===== Material provided

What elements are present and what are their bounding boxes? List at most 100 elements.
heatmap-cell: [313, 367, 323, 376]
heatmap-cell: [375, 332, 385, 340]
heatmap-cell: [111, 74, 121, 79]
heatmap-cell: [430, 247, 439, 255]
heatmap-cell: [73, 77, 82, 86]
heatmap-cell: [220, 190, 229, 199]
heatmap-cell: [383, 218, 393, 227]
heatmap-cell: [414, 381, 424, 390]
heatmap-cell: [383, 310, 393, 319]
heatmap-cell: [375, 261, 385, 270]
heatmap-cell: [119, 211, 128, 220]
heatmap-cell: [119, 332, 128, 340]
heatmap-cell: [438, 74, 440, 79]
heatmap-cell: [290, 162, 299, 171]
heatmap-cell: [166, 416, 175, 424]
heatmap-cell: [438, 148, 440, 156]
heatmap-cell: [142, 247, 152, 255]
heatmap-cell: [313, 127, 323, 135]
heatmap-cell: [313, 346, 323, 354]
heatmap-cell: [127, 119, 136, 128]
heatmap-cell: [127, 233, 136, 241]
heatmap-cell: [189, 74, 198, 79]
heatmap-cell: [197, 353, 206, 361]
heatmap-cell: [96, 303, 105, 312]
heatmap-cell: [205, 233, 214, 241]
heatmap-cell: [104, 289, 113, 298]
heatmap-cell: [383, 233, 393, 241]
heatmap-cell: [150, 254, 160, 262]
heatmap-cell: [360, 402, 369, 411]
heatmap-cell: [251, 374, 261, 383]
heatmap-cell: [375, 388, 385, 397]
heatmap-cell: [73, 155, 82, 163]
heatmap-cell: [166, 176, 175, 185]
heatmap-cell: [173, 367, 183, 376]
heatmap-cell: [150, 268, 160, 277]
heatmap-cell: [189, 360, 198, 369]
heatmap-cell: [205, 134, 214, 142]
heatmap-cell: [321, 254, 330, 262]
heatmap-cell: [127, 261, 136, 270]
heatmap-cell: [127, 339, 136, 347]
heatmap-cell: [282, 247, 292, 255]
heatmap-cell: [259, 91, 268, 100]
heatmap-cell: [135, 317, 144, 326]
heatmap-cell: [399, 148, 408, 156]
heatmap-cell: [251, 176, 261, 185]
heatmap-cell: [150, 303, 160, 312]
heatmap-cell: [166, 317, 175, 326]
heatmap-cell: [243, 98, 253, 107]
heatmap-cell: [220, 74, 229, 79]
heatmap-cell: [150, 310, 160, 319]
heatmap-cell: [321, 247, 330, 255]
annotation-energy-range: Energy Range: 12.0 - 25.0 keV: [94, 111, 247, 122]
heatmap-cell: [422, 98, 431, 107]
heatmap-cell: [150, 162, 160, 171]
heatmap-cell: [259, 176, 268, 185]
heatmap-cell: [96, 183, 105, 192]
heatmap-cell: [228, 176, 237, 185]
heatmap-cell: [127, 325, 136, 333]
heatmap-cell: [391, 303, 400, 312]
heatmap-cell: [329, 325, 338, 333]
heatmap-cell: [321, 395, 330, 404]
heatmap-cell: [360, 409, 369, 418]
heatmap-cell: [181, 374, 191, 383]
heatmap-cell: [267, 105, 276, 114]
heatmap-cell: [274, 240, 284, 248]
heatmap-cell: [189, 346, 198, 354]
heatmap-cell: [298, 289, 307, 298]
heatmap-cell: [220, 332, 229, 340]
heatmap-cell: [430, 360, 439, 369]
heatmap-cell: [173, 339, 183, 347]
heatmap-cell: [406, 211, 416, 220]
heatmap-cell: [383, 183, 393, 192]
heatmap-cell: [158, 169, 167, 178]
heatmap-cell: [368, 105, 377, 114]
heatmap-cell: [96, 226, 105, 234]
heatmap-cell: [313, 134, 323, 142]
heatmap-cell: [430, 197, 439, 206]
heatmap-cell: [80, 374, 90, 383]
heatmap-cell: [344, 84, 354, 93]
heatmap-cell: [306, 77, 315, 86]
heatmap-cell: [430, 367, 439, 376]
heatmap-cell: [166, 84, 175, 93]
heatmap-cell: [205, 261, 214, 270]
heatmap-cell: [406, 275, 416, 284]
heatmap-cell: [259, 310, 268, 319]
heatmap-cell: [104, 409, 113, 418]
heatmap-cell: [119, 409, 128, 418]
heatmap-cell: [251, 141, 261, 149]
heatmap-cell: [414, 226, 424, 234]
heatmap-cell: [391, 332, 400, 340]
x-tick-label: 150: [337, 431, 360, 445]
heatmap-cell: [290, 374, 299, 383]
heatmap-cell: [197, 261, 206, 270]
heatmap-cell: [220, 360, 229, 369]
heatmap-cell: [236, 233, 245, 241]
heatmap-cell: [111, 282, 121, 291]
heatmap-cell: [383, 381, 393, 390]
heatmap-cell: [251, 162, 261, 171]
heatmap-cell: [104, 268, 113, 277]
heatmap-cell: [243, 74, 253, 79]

==========

> Exercise directions: Reproduce every line of the records above without altering anything.

> Solution to the exercise:
What elements are present and what are their bounding boxes? List at most 100 elements.
heatmap-cell: [313, 367, 323, 376]
heatmap-cell: [375, 332, 385, 340]
heatmap-cell: [111, 74, 121, 79]
heatmap-cell: [430, 247, 439, 255]
heatmap-cell: [73, 77, 82, 86]
heatmap-cell: [220, 190, 229, 199]
heatmap-cell: [383, 218, 393, 227]
heatmap-cell: [414, 381, 424, 390]
heatmap-cell: [383, 310, 393, 319]
heatmap-cell: [375, 261, 385, 270]
heatmap-cell: [119, 211, 128, 220]
heatmap-cell: [119, 332, 128, 340]
heatmap-cell: [438, 74, 440, 79]
heatmap-cell: [290, 162, 299, 171]
heatmap-cell: [166, 416, 175, 424]
heatmap-cell: [438, 148, 440, 156]
heatmap-cell: [142, 247, 152, 255]
heatmap-cell: [313, 127, 323, 135]
heatmap-cell: [313, 346, 323, 354]
heatmap-cell: [127, 119, 136, 128]
heatmap-cell: [127, 233, 136, 241]
heatmap-cell: [189, 74, 198, 79]
heatmap-cell: [197, 353, 206, 361]
heatmap-cell: [96, 303, 105, 312]
heatmap-cell: [205, 233, 214, 241]
heatmap-cell: [104, 289, 113, 298]
heatmap-cell: [383, 233, 393, 241]
heatmap-cell: [150, 254, 160, 262]
heatmap-cell: [360, 402, 369, 411]
heatmap-cell: [251, 374, 261, 383]
heatmap-cell: [375, 388, 385, 397]
heatmap-cell: [73, 155, 82, 163]
heatmap-cell: [166, 176, 175, 185]
heatmap-cell: [173, 367, 183, 376]
heatmap-cell: [150, 268, 160, 277]
heatmap-cell: [189, 360, 198, 369]
heatmap-cell: [205, 134, 214, 142]
heatmap-cell: [321, 254, 330, 262]
heatmap-cell: [127, 261, 136, 270]
heatmap-cell: [127, 339, 136, 347]
heatmap-cell: [282, 247, 292, 255]
heatmap-cell: [259, 91, 268, 100]
heatmap-cell: [135, 317, 144, 326]
heatmap-cell: [399, 148, 408, 156]
heatmap-cell: [251, 176, 261, 185]
heatmap-cell: [150, 303, 160, 312]
heatmap-cell: [166, 317, 175, 326]
heatmap-cell: [243, 98, 253, 107]
heatmap-cell: [220, 74, 229, 79]
heatmap-cell: [150, 310, 160, 319]
heatmap-cell: [321, 247, 330, 255]
annotation-energy-range: Energy Range: 12.0 - 25.0 keV: [94, 111, 247, 122]
heatmap-cell: [422, 98, 431, 107]
heatmap-cell: [150, 162, 160, 171]
heatmap-cell: [259, 176, 268, 185]
heatmap-cell: [96, 183, 105, 192]
heatmap-cell: [228, 176, 237, 185]
heatmap-cell: [127, 325, 136, 333]
heatmap-cell: [391, 303, 400, 312]
heatmap-cell: [329, 325, 338, 333]
heatmap-cell: [321, 395, 330, 404]
heatmap-cell: [360, 409, 369, 418]
heatmap-cell: [181, 374, 191, 383]
heatmap-cell: [267, 105, 276, 114]
heatmap-cell: [274, 240, 284, 248]
heatmap-cell: [189, 346, 198, 354]
heatmap-cell: [298, 289, 307, 298]
heatmap-cell: [220, 332, 229, 340]
heatmap-cell: [430, 360, 439, 369]
heatmap-cell: [173, 339, 183, 347]
heatmap-cell: [406, 211, 416, 220]
heatmap-cell: [383, 183, 393, 192]
heatmap-cell: [158, 169, 167, 178]
heatmap-cell: [368, 105, 377, 114]
heatmap-cell: [96, 226, 105, 234]
heatmap-cell: [313, 134, 323, 142]
heatmap-cell: [430, 197, 439, 206]
heatmap-cell: [80, 374, 90, 383]
heatmap-cell: [344, 84, 354, 93]
heatmap-cell: [306, 77, 315, 86]
heatmap-cell: [430, 367, 439, 376]
heatmap-cell: [166, 84, 175, 93]
heatmap-cell: [205, 261, 214, 270]
heatmap-cell: [406, 275, 416, 284]
heatmap-cell: [259, 310, 268, 319]
heatmap-cell: [104, 409, 113, 418]
heatmap-cell: [119, 409, 128, 418]
heatmap-cell: [251, 141, 261, 149]
heatmap-cell: [414, 226, 424, 234]
heatmap-cell: [391, 332, 400, 340]
x-tick-label: 150: [337, 431, 360, 445]
heatmap-cell: [290, 374, 299, 383]
heatmap-cell: [197, 261, 206, 270]
heatmap-cell: [220, 360, 229, 369]
heatmap-cell: [236, 233, 245, 241]
heatmap-cell: [111, 282, 121, 291]
heatmap-cell: [383, 381, 393, 390]
heatmap-cell: [251, 162, 261, 171]
heatmap-cell: [104, 268, 113, 277]
heatmap-cell: [243, 74, 253, 79]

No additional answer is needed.